(Stored items)
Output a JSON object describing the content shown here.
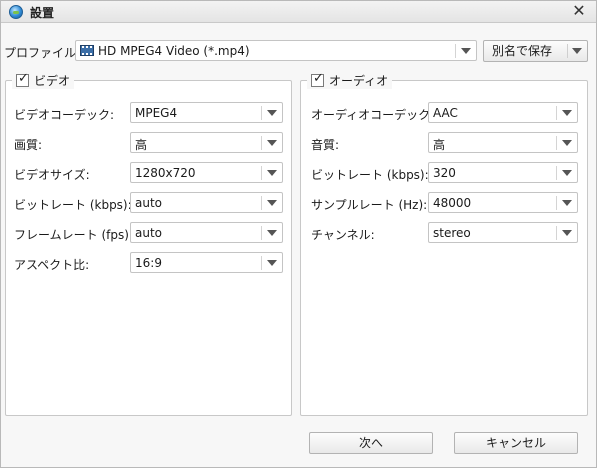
{
  "window": {
    "title": "設置",
    "close_glyph": "✕",
    "icon": "app-globe-icon"
  },
  "profile": {
    "label": "プロファイル:",
    "value": "HD MPEG4 Video (*.mp4)",
    "icon": "film-icon",
    "save_as_label": "別名で保存"
  },
  "video": {
    "legend": "ビデオ",
    "enabled": true,
    "fields": [
      {
        "label": "ビデオコーデック:",
        "value": "MPEG4"
      },
      {
        "label": "画質:",
        "value": "高"
      },
      {
        "label": "ビデオサイズ:",
        "value": "1280x720"
      },
      {
        "label": "ビットレート (kbps):",
        "value": "auto"
      },
      {
        "label": "フレームレート (fps):",
        "value": "auto"
      },
      {
        "label": "アスペクト比:",
        "value": "16:9"
      }
    ]
  },
  "audio": {
    "legend": "オーディオ",
    "enabled": true,
    "fields": [
      {
        "label": "オーディオコーデック:",
        "value": "AAC"
      },
      {
        "label": "音質:",
        "value": "高"
      },
      {
        "label": "ビットレート (kbps):",
        "value": "320"
      },
      {
        "label": "サンプルレート (Hz):",
        "value": "48000"
      },
      {
        "label": "チャンネル:",
        "value": "stereo"
      }
    ]
  },
  "footer": {
    "next_label": "次へ",
    "cancel_label": "キャンセル"
  },
  "colors": {
    "accent": "#2f8bd6",
    "border": "#c4c4c4",
    "background": "#f7f7f7"
  }
}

Task to carry out: Repeat everything in the records precisely. Images are excluded from the copy.

Result for this exercise:
Output a JSON object describing the content shown here.
{
  "window": {
    "title": "設置",
    "close_glyph": "✕",
    "icon": "app-globe-icon"
  },
  "profile": {
    "label": "プロファイル:",
    "value": "HD MPEG4 Video (*.mp4)",
    "icon": "film-icon",
    "save_as_label": "別名で保存"
  },
  "video": {
    "legend": "ビデオ",
    "enabled": true,
    "fields": [
      {
        "label": "ビデオコーデック:",
        "value": "MPEG4"
      },
      {
        "label": "画質:",
        "value": "高"
      },
      {
        "label": "ビデオサイズ:",
        "value": "1280x720"
      },
      {
        "label": "ビットレート (kbps):",
        "value": "auto"
      },
      {
        "label": "フレームレート (fps):",
        "value": "auto"
      },
      {
        "label": "アスペクト比:",
        "value": "16:9"
      }
    ]
  },
  "audio": {
    "legend": "オーディオ",
    "enabled": true,
    "fields": [
      {
        "label": "オーディオコーデック:",
        "value": "AAC"
      },
      {
        "label": "音質:",
        "value": "高"
      },
      {
        "label": "ビットレート (kbps):",
        "value": "320"
      },
      {
        "label": "サンプルレート (Hz):",
        "value": "48000"
      },
      {
        "label": "チャンネル:",
        "value": "stereo"
      }
    ]
  },
  "footer": {
    "next_label": "次へ",
    "cancel_label": "キャンセル"
  },
  "colors": {
    "accent": "#2f8bd6",
    "border": "#c4c4c4",
    "background": "#f7f7f7"
  }
}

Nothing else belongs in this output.